*What is needed*.
Quote the records beneath, complete and exact. Leave out images.
--------------------
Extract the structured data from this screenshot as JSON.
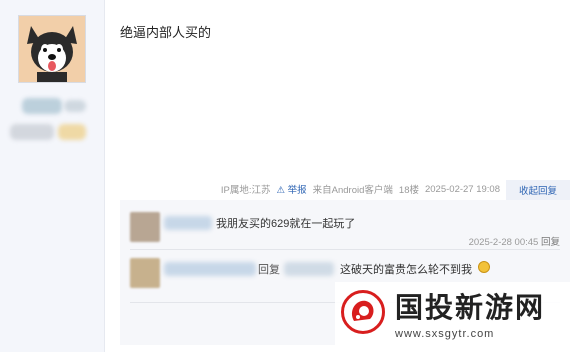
{
  "post": {
    "text": "绝逼内部人买的",
    "meta": {
      "ip": "IP属地:江苏",
      "report": "举报",
      "client": "来自Android客户端",
      "floor": "18楼",
      "time": "2025-02-27 19:08"
    },
    "fold_reply": "收起回复"
  },
  "replies": [
    {
      "text": "我朋友买的629就在一起玩了",
      "time": "2025-2-28 00:45",
      "reply_label": "回复"
    },
    {
      "reply_word": "回复",
      "text": "这破天的富贵怎么轮不到我"
    }
  ],
  "watermark": {
    "title": "国投新游网",
    "url": "www.sxsgytr.com"
  },
  "colors": {
    "accent": "#2d64b3",
    "watermark_red": "#d81e1e"
  }
}
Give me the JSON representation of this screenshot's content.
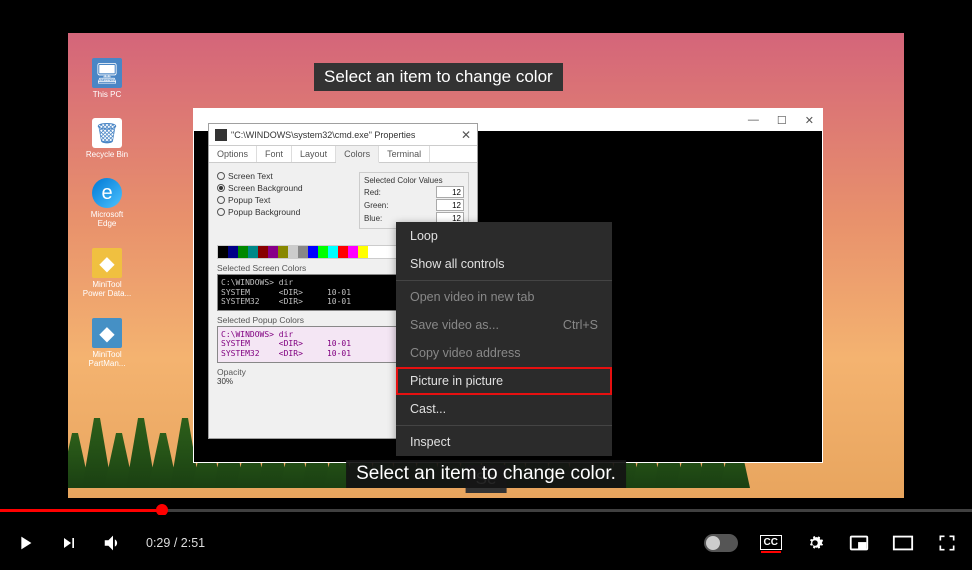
{
  "desktop_icons": {
    "thispc": "This PC",
    "recycle": "Recycle Bin",
    "edge": "Microsoft Edge",
    "minitool": "MiniTool Power Data...",
    "minitool2": "MiniTool PartMan..."
  },
  "banner_top": "Select an item to change color",
  "cmd_window": {
    "controls": {
      "min": "—",
      "max": "☐",
      "close": "✕"
    }
  },
  "props": {
    "title": "\"C:\\WINDOWS\\system32\\cmd.exe\" Properties",
    "close": "✕",
    "tabs": [
      "Options",
      "Font",
      "Layout",
      "Colors",
      "Terminal"
    ],
    "active_tab": "Colors",
    "radios": {
      "screen_text": "Screen Text",
      "screen_bg": "Screen Background",
      "popup_text": "Popup Text",
      "popup_bg": "Popup Background"
    },
    "scv_label": "Selected Color Values",
    "scv": {
      "red_label": "Red:",
      "red": "12",
      "green_label": "Green:",
      "green": "12",
      "blue_label": "Blue:",
      "blue": "12"
    },
    "section_screen": "Selected Screen Colors",
    "preview_screen": "C:\\WINDOWS> dir\nSYSTEM      <DIR>     10-01\nSYSTEM32    <DIR>     10-01",
    "section_popup": "Selected Popup Colors",
    "preview_popup": "C:\\WINDOWS> dir\nSYSTEM      <DIR>     10-01\nSYSTEM32    <DIR>     10-01",
    "opacity_label": "Opacity",
    "opacity_value": "30%"
  },
  "context_menu": {
    "loop": "Loop",
    "show_controls": "Show all controls",
    "open_tab": "Open video in new tab",
    "save_as": "Save video as...",
    "save_shortcut": "Ctrl+S",
    "copy_addr": "Copy video address",
    "pip": "Picture in picture",
    "cast": "Cast...",
    "inspect": "Inspect"
  },
  "subtitle_big": "Se",
  "caption": "Select an item to change color.",
  "player": {
    "current": "0:29",
    "sep": " / ",
    "duration": "2:51",
    "cc": "CC"
  }
}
--------------------
*Result of this task*.
Extract the structured data from this screenshot as JSON.
{
  "post": {
    "text": "绝逼内部人买的",
    "meta": {
      "ip": "IP属地:江苏",
      "report": "举报",
      "client": "来自Android客户端",
      "floor": "18楼",
      "time": "2025-02-27 19:08"
    },
    "fold_reply": "收起回复"
  },
  "replies": [
    {
      "text": "我朋友买的629就在一起玩了",
      "time": "2025-2-28 00:45",
      "reply_label": "回复"
    },
    {
      "reply_word": "回复",
      "text": "这破天的富贵怎么轮不到我"
    }
  ],
  "watermark": {
    "title": "国投新游网",
    "url": "www.sxsgytr.com"
  },
  "colors": {
    "accent": "#2d64b3",
    "watermark_red": "#d81e1e"
  }
}
Give me the JSON representation of this screenshot's content.
{
  "desktop_icons": {
    "thispc": "This PC",
    "recycle": "Recycle Bin",
    "edge": "Microsoft Edge",
    "minitool": "MiniTool Power Data...",
    "minitool2": "MiniTool PartMan..."
  },
  "banner_top": "Select an item to change color",
  "cmd_window": {
    "controls": {
      "min": "—",
      "max": "☐",
      "close": "✕"
    }
  },
  "props": {
    "title": "\"C:\\WINDOWS\\system32\\cmd.exe\" Properties",
    "close": "✕",
    "tabs": [
      "Options",
      "Font",
      "Layout",
      "Colors",
      "Terminal"
    ],
    "active_tab": "Colors",
    "radios": {
      "screen_text": "Screen Text",
      "screen_bg": "Screen Background",
      "popup_text": "Popup Text",
      "popup_bg": "Popup Background"
    },
    "scv_label": "Selected Color Values",
    "scv": {
      "red_label": "Red:",
      "red": "12",
      "green_label": "Green:",
      "green": "12",
      "blue_label": "Blue:",
      "blue": "12"
    },
    "section_screen": "Selected Screen Colors",
    "preview_screen": "C:\\WINDOWS> dir\nSYSTEM      <DIR>     10-01\nSYSTEM32    <DIR>     10-01",
    "section_popup": "Selected Popup Colors",
    "preview_popup": "C:\\WINDOWS> dir\nSYSTEM      <DIR>     10-01\nSYSTEM32    <DIR>     10-01",
    "opacity_label": "Opacity",
    "opacity_value": "30%"
  },
  "context_menu": {
    "loop": "Loop",
    "show_controls": "Show all controls",
    "open_tab": "Open video in new tab",
    "save_as": "Save video as...",
    "save_shortcut": "Ctrl+S",
    "copy_addr": "Copy video address",
    "pip": "Picture in picture",
    "cast": "Cast...",
    "inspect": "Inspect"
  },
  "subtitle_big": "Se",
  "caption": "Select an item to change color.",
  "player": {
    "current": "0:29",
    "sep": " / ",
    "duration": "2:51",
    "cc": "CC"
  }
}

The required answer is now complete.